• Aim of the task
Wherever "frecuencias" appears in a line, copy that line.

***** The input

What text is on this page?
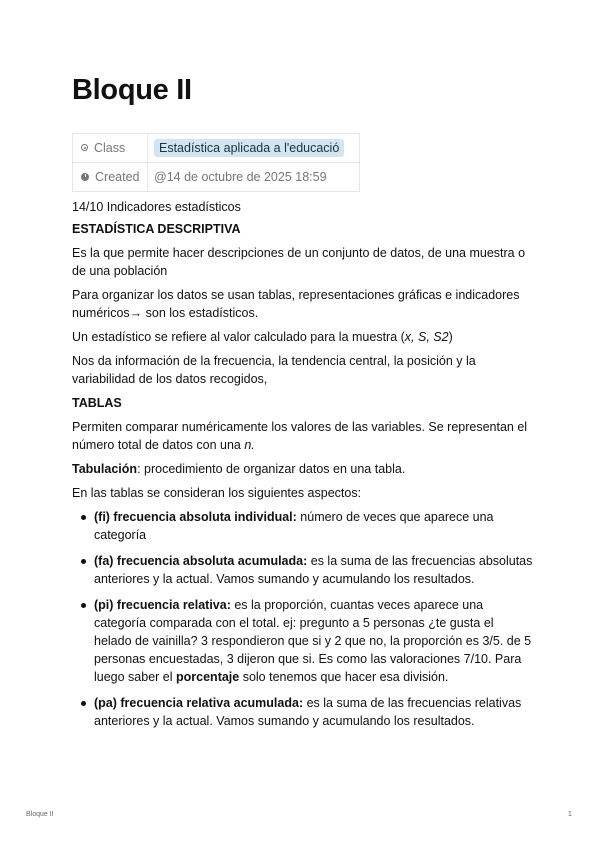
Bloque II
Class	Estadística aplicada a l'educació
Created	@14 de octubre de 2025 18:59

14/10 Indicadores estadísticos

ESTADÍSTICA DESCRIPTIVA

Es la que permite hacer descripciones de un conjunto de datos, de una muestra o de una población

Para organizar los datos se usan tablas, representaciones gráficas e indicadores numéricos→ son los estadísticos.

Un estadístico se refiere al valor calculado para la muestra (x, S, S2)

Nos da información de la frecuencia, la tendencia central, la posición y la variabilidad de los datos recogidos,

TABLAS

Permiten comparar numéricamente los valores de las variables. Se representan el número total de datos con una n.

Tabulación: procedimiento de organizar datos en una tabla.

En las tablas se consideran los siguientes aspectos:

(fi) frecuencia absoluta individual: número de veces que aparece una categoría
(fa) frecuencia absoluta acumulada: es la suma de las frecuencias absolutas anteriores y la actual. Vamos sumando y acumulando los resultados.
(pi) frecuencia relativa: es la proporción, cuantas veces aparece una categoría comparada con el total. ej: pregunto a 5 personas ¿te gusta el helado de vainilla? 3 respondieron que si y 2 que no, la proporción es 3/5. de 5 personas encuestadas, 3 dijeron que si. Es como las valoraciones 7/10. Para luego saber el porcentaje solo tenemos que hacer esa división.
(pa) frecuencia relativa acumulada: es la suma de las frecuencias relativas anteriores y la actual. Vamos sumando y acumulando los resultados.
Bloque II	1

**********

• Correct result
(fa) frecuencia absoluta acumulada: es la suma de las frecuencias absolutas anteriores y la actual. Vamos sumando y acumulando los resultados.
(pa) frecuencia relativa acumulada: es la suma de las frecuencias relativas anteriores y la actual. Vamos sumando y acumulando los resultados.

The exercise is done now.